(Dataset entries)
———

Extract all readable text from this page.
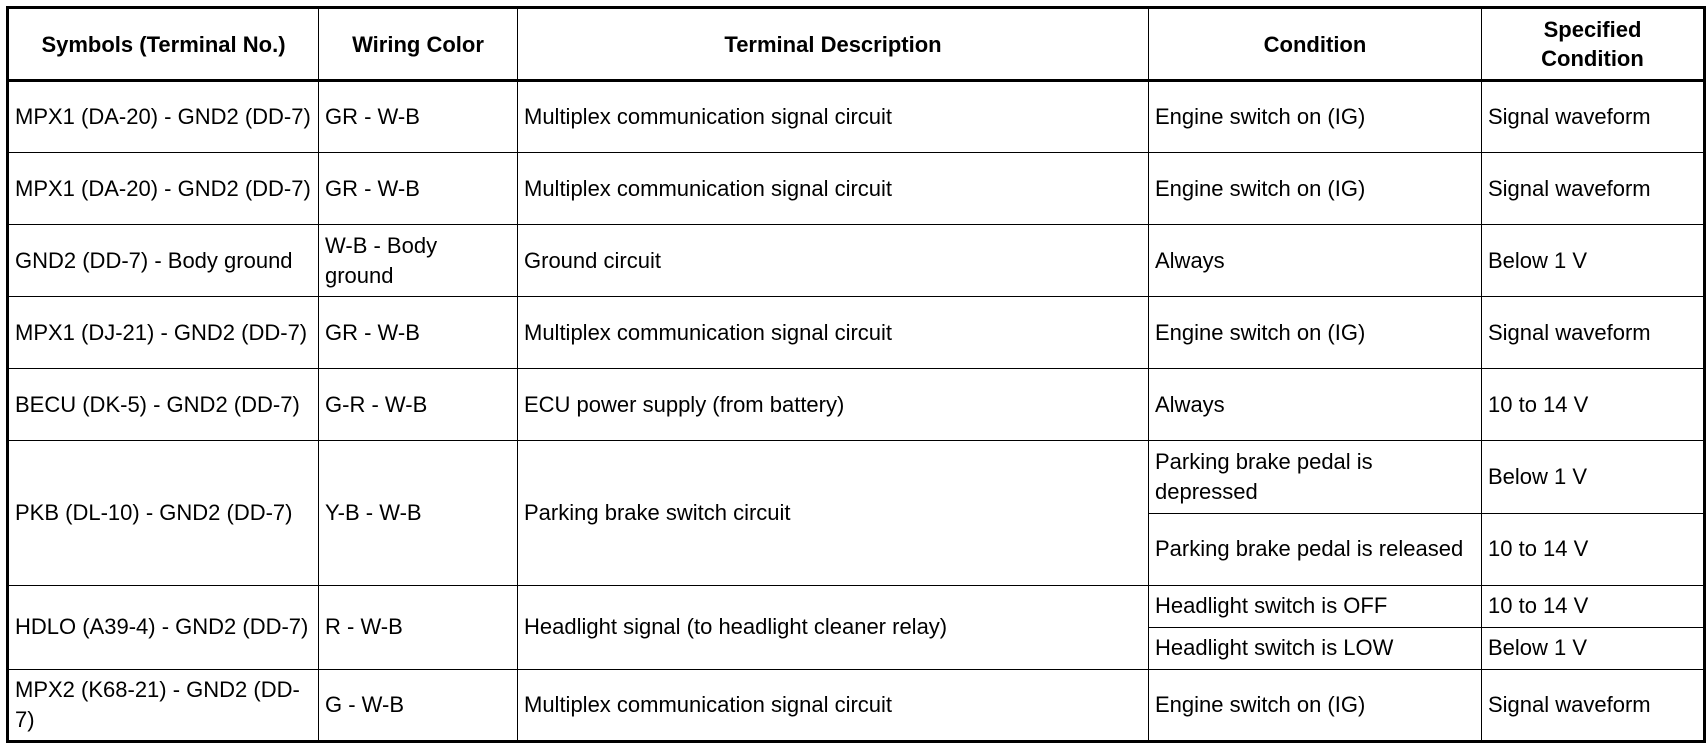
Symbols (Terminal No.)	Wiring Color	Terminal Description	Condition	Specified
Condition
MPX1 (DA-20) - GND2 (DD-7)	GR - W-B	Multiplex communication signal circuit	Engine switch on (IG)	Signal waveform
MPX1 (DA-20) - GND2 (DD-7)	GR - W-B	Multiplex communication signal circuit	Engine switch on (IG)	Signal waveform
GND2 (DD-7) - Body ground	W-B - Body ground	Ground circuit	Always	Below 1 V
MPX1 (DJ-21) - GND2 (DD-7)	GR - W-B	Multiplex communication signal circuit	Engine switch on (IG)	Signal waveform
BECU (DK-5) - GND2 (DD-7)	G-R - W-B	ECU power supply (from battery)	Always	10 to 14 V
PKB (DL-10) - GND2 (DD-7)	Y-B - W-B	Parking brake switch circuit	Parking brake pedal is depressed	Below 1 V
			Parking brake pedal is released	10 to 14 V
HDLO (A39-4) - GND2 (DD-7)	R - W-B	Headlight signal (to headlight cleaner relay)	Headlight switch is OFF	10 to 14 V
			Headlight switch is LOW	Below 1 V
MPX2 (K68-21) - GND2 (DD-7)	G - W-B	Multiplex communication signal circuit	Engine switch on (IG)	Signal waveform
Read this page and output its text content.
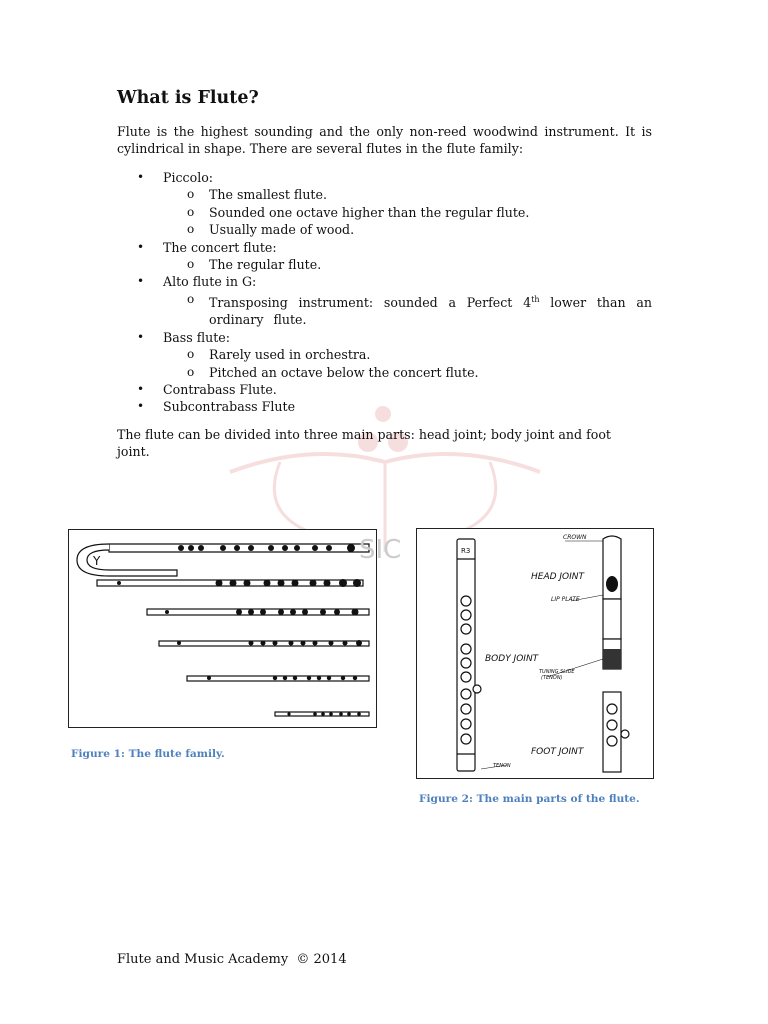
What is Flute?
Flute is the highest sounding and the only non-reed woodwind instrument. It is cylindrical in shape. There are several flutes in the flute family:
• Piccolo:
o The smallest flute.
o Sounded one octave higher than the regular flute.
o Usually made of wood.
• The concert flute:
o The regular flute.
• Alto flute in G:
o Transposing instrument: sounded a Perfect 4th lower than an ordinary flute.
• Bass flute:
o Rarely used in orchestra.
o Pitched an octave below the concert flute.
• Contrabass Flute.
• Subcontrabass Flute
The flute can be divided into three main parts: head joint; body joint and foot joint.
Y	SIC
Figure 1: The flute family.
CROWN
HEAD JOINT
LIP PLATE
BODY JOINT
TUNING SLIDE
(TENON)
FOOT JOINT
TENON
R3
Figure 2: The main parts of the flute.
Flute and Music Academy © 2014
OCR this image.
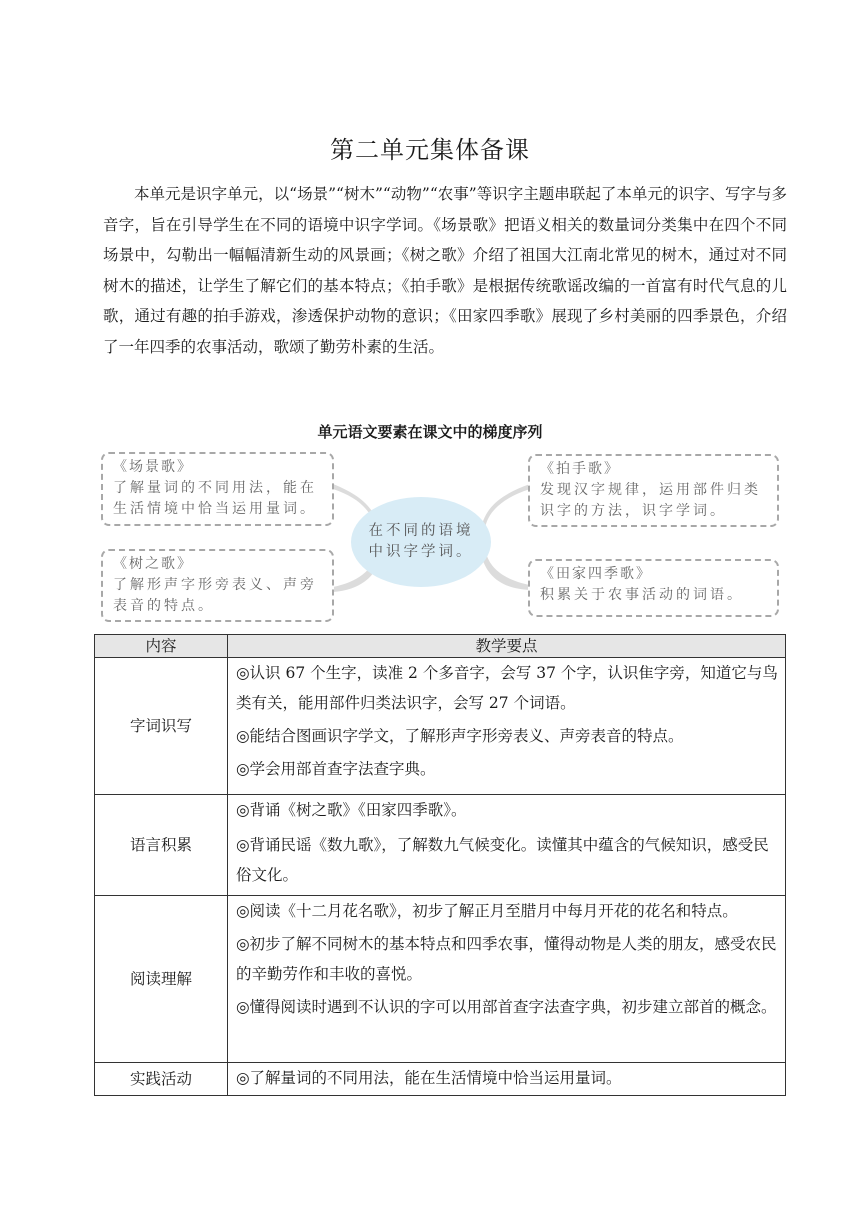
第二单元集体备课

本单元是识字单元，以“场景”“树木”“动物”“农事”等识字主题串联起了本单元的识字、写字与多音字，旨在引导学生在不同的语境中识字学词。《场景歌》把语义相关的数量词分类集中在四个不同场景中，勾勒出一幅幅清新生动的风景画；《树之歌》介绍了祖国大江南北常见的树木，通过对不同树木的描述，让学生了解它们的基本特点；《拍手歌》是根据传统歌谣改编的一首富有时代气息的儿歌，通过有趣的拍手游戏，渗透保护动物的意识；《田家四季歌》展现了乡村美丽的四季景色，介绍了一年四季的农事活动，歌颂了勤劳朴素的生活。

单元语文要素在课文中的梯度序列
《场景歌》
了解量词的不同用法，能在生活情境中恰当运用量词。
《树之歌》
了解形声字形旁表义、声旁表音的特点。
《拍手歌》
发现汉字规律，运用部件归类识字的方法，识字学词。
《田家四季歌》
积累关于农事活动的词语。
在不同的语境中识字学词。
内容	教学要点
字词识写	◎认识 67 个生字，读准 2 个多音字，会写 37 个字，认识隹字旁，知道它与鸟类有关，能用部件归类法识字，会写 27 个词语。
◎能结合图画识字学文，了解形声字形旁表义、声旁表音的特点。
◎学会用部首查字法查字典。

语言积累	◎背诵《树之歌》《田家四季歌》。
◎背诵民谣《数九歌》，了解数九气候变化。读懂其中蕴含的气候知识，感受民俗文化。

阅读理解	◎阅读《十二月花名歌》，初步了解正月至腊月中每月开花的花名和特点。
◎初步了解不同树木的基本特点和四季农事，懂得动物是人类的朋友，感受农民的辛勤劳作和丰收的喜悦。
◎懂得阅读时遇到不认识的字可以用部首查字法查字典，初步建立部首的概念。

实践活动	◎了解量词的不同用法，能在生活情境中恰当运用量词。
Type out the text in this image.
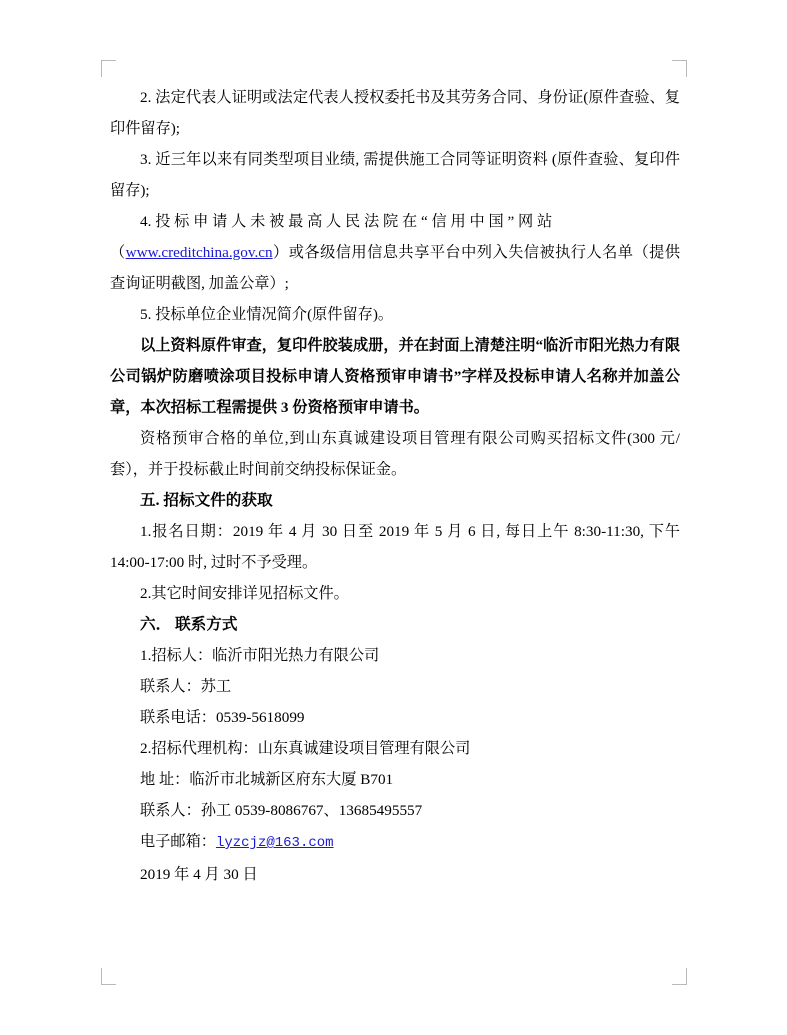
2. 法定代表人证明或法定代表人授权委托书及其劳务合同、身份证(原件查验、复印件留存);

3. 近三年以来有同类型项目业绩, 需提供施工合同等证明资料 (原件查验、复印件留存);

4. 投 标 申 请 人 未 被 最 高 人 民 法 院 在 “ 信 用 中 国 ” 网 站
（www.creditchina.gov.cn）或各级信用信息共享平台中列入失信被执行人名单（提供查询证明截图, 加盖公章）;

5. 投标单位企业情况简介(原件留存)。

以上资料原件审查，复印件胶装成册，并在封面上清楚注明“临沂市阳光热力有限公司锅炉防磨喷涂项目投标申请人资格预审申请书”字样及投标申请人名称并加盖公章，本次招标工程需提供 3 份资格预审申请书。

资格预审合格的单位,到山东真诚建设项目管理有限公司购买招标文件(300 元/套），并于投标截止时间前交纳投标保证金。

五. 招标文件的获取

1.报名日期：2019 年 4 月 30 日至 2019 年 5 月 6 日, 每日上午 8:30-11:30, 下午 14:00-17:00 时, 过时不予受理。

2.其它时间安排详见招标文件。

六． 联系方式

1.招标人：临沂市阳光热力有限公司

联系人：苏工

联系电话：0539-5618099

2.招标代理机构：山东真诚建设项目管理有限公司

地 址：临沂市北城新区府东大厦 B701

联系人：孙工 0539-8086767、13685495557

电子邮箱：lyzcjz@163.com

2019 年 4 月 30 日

———

*Given problem*.
Only what runs from the line containing "OCR this image." through the end of the entries above should be extracted, exactly and without pictures.

*Answer to the task*.
OCR this image.
第二单元集体备课

本单元是识字单元，以“场景”“树木”“动物”“农事”等识字主题串联起了本单元的识字、写字与多音字，旨在引导学生在不同的语境中识字学词。《场景歌》把语义相关的数量词分类集中在四个不同场景中，勾勒出一幅幅清新生动的风景画；《树之歌》介绍了祖国大江南北常见的树木，通过对不同树木的描述，让学生了解它们的基本特点；《拍手歌》是根据传统歌谣改编的一首富有时代气息的儿歌，通过有趣的拍手游戏，渗透保护动物的意识；《田家四季歌》展现了乡村美丽的四季景色，介绍了一年四季的农事活动，歌颂了勤劳朴素的生活。

单元语文要素在课文中的梯度序列
《场景歌》
了解量词的不同用法，能在生活情境中恰当运用量词。
《树之歌》
了解形声字形旁表义、声旁表音的特点。
《拍手歌》
发现汉字规律，运用部件归类识字的方法，识字学词。
《田家四季歌》
积累关于农事活动的词语。
在不同的语境中识字学词。
内容	教学要点
字词识写	◎认识 67 个生字，读准 2 个多音字，会写 37 个字，认识隹字旁，知道它与鸟类有关，能用部件归类法识字，会写 27 个词语。
◎能结合图画识字学文，了解形声字形旁表义、声旁表音的特点。
◎学会用部首查字法查字典。

语言积累	◎背诵《树之歌》《田家四季歌》。
◎背诵民谣《数九歌》，了解数九气候变化。读懂其中蕴含的气候知识，感受民俗文化。

阅读理解	◎阅读《十二月花名歌》，初步了解正月至腊月中每月开花的花名和特点。
◎初步了解不同树木的基本特点和四季农事，懂得动物是人类的朋友，感受农民的辛勤劳作和丰收的喜悦。
◎懂得阅读时遇到不认识的字可以用部首查字法查字典，初步建立部首的概念。

实践活动	◎了解量词的不同用法，能在生活情境中恰当运用量词。
Type out the text in this image.
2. 法定代表人证明或法定代表人授权委托书及其劳务合同、身份证(原件查验、复印件留存);

3. 近三年以来有同类型项目业绩, 需提供施工合同等证明资料 (原件查验、复印件留存);

4. 投 标 申 请 人 未 被 最 高 人 民 法 院 在 “ 信 用 中 国 ” 网 站
（www.creditchina.gov.cn）或各级信用信息共享平台中列入失信被执行人名单（提供查询证明截图, 加盖公章）;

5. 投标单位企业情况简介(原件留存)。

以上资料原件审查，复印件胶装成册，并在封面上清楚注明“临沂市阳光热力有限公司锅炉防磨喷涂项目投标申请人资格预审申请书”字样及投标申请人名称并加盖公章，本次招标工程需提供 3 份资格预审申请书。

资格预审合格的单位,到山东真诚建设项目管理有限公司购买招标文件(300 元/套），并于投标截止时间前交纳投标保证金。

五. 招标文件的获取

1.报名日期：2019 年 4 月 30 日至 2019 年 5 月 6 日, 每日上午 8:30-11:30, 下午 14:00-17:00 时, 过时不予受理。

2.其它时间安排详见招标文件。

六． 联系方式

1.招标人：临沂市阳光热力有限公司

联系人：苏工

联系电话：0539-5618099

2.招标代理机构：山东真诚建设项目管理有限公司

地 址：临沂市北城新区府东大厦 B701

联系人：孙工 0539-8086767、13685495557

电子邮箱：lyzcjz@163.com

2019 年 4 月 30 日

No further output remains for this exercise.